*Supplied material:*
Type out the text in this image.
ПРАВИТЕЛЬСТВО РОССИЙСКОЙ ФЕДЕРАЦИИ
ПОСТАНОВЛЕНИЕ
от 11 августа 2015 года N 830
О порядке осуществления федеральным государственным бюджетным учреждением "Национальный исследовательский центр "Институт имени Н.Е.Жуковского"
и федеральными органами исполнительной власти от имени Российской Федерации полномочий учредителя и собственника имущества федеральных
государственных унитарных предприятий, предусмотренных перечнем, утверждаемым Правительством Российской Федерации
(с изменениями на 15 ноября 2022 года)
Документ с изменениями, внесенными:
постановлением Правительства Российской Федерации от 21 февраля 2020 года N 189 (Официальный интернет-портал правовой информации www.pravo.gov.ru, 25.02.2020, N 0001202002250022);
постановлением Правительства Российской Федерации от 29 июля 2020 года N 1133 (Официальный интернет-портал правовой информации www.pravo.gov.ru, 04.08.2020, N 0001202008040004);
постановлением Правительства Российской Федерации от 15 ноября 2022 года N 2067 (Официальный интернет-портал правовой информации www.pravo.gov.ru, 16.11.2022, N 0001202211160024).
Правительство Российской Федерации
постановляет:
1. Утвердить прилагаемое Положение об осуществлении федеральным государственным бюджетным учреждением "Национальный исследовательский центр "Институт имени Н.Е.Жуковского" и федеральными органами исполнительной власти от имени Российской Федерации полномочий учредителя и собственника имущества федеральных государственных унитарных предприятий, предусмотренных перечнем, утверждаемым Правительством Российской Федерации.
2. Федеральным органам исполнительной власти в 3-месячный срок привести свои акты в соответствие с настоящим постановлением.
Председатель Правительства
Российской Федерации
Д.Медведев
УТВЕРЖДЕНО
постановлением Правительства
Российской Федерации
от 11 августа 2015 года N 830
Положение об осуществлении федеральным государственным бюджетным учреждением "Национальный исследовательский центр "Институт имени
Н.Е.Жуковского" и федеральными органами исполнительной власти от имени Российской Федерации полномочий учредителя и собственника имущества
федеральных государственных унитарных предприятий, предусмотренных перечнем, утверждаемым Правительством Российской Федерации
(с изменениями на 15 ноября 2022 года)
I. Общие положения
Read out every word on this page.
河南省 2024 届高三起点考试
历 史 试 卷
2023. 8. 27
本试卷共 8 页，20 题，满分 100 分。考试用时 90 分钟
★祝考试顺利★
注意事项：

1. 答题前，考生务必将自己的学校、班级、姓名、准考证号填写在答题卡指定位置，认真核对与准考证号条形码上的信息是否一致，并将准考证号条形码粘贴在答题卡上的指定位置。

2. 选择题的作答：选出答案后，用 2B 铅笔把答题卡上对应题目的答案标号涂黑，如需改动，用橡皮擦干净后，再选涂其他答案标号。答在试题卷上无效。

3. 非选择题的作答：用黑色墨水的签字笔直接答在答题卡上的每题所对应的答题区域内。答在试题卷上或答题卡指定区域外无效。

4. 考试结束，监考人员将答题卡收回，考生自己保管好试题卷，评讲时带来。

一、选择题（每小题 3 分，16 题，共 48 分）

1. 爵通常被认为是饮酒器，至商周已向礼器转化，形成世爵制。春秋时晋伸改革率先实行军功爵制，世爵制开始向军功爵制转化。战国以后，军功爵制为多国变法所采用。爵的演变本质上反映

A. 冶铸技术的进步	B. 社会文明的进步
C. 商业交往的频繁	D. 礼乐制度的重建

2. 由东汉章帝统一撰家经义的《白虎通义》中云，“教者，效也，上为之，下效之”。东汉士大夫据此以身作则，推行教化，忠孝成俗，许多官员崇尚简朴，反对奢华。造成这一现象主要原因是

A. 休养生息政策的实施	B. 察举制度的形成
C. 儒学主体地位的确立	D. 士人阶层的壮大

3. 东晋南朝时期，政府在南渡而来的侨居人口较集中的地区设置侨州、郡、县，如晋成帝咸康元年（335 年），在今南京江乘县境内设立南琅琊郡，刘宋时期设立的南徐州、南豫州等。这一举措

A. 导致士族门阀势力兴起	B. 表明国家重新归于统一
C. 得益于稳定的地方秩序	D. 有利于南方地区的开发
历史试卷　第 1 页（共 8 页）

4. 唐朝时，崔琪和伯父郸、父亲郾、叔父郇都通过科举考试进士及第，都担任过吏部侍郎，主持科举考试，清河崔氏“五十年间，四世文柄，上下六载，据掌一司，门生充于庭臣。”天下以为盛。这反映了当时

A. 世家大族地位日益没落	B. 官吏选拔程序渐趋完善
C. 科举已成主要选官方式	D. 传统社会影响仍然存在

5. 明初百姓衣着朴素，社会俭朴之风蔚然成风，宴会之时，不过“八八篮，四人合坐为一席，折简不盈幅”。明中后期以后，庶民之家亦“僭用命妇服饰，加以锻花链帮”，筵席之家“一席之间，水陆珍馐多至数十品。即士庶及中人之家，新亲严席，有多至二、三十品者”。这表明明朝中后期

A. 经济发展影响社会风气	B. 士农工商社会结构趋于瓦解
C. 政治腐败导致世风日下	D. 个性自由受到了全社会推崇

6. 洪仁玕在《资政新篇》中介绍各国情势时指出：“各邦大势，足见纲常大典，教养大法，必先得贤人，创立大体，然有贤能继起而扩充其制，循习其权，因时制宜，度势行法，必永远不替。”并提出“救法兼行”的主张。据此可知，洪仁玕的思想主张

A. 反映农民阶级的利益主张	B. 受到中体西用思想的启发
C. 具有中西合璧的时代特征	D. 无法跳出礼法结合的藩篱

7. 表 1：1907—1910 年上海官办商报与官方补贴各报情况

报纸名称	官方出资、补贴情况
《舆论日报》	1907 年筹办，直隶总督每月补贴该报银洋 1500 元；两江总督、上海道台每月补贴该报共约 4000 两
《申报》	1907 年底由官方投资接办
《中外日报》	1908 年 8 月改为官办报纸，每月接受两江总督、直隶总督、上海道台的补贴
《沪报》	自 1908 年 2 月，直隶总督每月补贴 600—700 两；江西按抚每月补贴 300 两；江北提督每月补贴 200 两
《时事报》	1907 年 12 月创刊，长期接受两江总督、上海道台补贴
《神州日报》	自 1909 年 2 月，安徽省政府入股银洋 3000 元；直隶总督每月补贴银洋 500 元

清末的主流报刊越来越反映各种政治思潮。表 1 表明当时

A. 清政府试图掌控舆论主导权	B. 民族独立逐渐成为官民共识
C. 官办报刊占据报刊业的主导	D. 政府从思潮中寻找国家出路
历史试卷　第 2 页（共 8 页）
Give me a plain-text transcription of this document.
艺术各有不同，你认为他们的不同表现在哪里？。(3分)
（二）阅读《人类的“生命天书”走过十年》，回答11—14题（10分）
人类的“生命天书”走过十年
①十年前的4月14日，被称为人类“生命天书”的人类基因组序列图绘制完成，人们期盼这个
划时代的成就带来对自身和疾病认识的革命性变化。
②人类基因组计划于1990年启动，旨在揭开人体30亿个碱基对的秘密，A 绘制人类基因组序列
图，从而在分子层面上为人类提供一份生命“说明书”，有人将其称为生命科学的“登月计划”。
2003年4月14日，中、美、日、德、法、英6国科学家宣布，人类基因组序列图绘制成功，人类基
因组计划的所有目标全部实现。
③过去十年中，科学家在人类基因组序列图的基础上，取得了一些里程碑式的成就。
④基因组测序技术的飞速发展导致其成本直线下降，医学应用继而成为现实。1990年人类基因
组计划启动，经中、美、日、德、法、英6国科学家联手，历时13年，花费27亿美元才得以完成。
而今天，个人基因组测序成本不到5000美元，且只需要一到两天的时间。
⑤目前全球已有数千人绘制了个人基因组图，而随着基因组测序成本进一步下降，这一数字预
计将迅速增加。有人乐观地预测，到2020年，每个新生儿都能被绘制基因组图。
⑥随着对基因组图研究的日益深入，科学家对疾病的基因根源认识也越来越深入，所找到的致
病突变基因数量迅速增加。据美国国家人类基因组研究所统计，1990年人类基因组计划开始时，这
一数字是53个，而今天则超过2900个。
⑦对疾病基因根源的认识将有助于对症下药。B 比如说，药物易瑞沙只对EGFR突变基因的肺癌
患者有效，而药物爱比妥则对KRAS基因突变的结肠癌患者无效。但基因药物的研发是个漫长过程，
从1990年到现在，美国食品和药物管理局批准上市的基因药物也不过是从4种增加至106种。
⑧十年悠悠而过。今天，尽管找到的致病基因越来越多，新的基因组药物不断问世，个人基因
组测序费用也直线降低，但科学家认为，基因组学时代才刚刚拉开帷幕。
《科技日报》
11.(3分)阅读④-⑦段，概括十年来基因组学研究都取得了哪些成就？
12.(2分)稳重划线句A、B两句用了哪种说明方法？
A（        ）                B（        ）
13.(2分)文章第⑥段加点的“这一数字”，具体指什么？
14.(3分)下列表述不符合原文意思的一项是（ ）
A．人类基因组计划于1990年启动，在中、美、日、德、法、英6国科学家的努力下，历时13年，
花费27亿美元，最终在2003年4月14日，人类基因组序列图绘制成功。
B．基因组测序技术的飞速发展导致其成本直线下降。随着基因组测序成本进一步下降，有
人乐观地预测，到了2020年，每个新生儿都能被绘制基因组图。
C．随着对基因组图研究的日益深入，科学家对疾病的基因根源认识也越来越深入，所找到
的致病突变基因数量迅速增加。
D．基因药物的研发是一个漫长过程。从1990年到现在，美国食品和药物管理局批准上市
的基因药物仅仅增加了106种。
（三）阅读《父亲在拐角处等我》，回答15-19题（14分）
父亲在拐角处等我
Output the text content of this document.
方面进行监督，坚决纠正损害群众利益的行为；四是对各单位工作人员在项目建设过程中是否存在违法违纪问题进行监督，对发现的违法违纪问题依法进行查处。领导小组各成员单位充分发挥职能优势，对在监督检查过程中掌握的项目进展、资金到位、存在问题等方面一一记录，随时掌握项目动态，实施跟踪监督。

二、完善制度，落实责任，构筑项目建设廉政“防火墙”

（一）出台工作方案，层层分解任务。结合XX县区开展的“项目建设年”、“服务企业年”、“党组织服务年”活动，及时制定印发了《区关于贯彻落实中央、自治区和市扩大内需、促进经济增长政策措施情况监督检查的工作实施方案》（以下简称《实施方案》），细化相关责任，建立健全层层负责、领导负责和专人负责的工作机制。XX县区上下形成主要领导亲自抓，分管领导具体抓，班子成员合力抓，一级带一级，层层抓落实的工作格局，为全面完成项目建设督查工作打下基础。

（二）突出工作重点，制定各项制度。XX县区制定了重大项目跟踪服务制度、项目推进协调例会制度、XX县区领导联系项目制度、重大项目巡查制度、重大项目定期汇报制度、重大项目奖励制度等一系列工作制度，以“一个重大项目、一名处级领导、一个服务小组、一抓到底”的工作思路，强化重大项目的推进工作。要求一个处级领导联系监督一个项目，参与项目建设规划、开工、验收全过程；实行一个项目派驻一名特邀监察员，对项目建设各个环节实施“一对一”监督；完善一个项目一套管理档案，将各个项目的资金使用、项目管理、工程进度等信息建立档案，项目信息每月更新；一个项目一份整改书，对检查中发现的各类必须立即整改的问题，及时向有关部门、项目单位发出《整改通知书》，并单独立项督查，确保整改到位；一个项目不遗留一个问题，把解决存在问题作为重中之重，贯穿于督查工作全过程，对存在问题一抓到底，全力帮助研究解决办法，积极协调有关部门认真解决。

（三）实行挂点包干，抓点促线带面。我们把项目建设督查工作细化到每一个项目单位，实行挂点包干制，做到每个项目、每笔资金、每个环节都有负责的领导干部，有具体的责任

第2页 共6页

*Directions:* Starting at the line that contains "Output the text content of this document.", write out every line to the end of the entries, exactly as given.

*Solution to this exercise:*
Output the text content of this document.
方面进行监督，坚决纠正损害群众利益的行为；四是对各单位工作人员在项目建设过程中是否存在违法违纪问题进行监督，对发现的违法违纪问题依法进行查处。领导小组各成员单位充分发挥职能优势，对在监督检查过程中掌握的项目进展、资金到位、存在问题等方面一一记录，随时掌握项目动态，实施跟踪监督。

二、完善制度，落实责任，构筑项目建设廉政“防火墙”

（一）出台工作方案，层层分解任务。结合XX县区开展的“项目建设年”、“服务企业年”、“党组织服务年”活动，及时制定印发了《区关于贯彻落实中央、自治区和市扩大内需、促进经济增长政策措施情况监督检查的工作实施方案》（以下简称《实施方案》），细化相关责任，建立健全层层负责、领导负责和专人负责的工作机制。XX县区上下形成主要领导亲自抓，分管领导具体抓，班子成员合力抓，一级带一级，层层抓落实的工作格局，为全面完成项目建设督查工作打下基础。

（二）突出工作重点，制定各项制度。XX县区制定了重大项目跟踪服务制度、项目推进协调例会制度、XX县区领导联系项目制度、重大项目巡查制度、重大项目定期汇报制度、重大项目奖励制度等一系列工作制度，以“一个重大项目、一名处级领导、一个服务小组、一抓到底”的工作思路，强化重大项目的推进工作。要求一个处级领导联系监督一个项目，参与项目建设规划、开工、验收全过程；实行一个项目派驻一名特邀监察员，对项目建设各个环节实施“一对一”监督；完善一个项目一套管理档案，将各个项目的资金使用、项目管理、工程进度等信息建立档案，项目信息每月更新；一个项目一份整改书，对检查中发现的各类必须立即整改的问题，及时向有关部门、项目单位发出《整改通知书》，并单独立项督查，确保整改到位；一个项目不遗留一个问题，把解决存在问题作为重中之重，贯穿于督查工作全过程，对存在问题一抓到底，全力帮助研究解决办法，积极协调有关部门认真解决。

（三）实行挂点包干，抓点促线带面。我们把项目建设督查工作细化到每一个项目单位，实行挂点包干制，做到每个项目、每笔资金、每个环节都有负责的领导干部，有具体的责任

第2页 共6页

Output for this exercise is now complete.